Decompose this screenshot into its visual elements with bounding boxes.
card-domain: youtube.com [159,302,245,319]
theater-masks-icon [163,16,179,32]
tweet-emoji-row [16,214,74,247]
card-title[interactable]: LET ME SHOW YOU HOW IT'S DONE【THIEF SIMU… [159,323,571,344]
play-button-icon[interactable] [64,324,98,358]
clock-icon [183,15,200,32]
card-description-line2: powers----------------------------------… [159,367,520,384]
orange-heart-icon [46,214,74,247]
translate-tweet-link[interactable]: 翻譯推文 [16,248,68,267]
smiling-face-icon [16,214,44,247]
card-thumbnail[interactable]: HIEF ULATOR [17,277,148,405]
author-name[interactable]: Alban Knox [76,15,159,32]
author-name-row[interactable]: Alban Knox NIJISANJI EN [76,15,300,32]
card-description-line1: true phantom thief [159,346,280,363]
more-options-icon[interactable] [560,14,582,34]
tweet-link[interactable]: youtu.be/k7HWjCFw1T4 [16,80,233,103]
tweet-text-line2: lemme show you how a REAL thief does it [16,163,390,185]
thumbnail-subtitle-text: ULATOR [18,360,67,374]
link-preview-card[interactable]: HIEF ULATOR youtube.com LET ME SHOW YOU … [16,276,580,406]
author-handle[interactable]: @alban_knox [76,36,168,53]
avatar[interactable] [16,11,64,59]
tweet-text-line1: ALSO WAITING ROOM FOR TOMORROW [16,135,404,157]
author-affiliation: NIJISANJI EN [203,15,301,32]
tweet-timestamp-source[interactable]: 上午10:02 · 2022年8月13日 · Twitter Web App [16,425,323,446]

——

→ **Stated exercise**: Rewrite every line of the listing above as a numbered list, leaving out any blank lines.

→ **Solution for this problem**:
1. Decompose this screenshot into its visual elements with bounding boxes.
2. card-domain: youtube.com [159,302,245,319]
3. theater-masks-icon [163,16,179,32]
4. tweet-emoji-row [16,214,74,247]
5. card-title[interactable]: LET ME SHOW YOU HOW IT'S DONE【THIEF SIMU… [159,323,571,344]
6. play-button-icon[interactable] [64,324,98,358]
7. clock-icon [183,15,200,32]
8. card-description-line2: powers----------------------------------… [159,367,520,384]
9. orange-heart-icon [46,214,74,247]
10. translate-tweet-link[interactable]: 翻譯推文 [16,248,68,267]
11. smiling-face-icon [16,214,44,247]
12. card-thumbnail[interactable]: HIEF ULATOR [17,277,148,405]
13. author-name[interactable]: Alban Knox [76,15,159,32]
14. author-name-row[interactable]: Alban Knox NIJISANJI EN [76,15,300,32]
15. card-description-line1: true phantom thief [159,346,280,363]
16. more-options-icon[interactable] [560,14,582,34]
17. tweet-link[interactable]: youtu.be/k7HWjCFw1T4 [16,80,233,103]
18. tweet-text-line2: lemme show you how a REAL thief does it [16,163,390,185]
19. thumbnail-subtitle-text: ULATOR [18,360,67,374]
20. link-preview-card[interactable]: HIEF ULATOR youtube.com LET ME SHOW YOU … [16,276,580,406]
21. author-handle[interactable]: @alban_knox [76,36,168,53]
22. avatar[interactable] [16,11,64,59]
23. tweet-text-line1: ALSO WAITING ROOM FOR TOMORROW [16,135,404,157]
24. author-affiliation: NIJISANJI EN [203,15,301,32]
25. tweet-timestamp-source[interactable]: 上午10:02 · 2022年8月13日 · Twitter Web App [16,425,323,446]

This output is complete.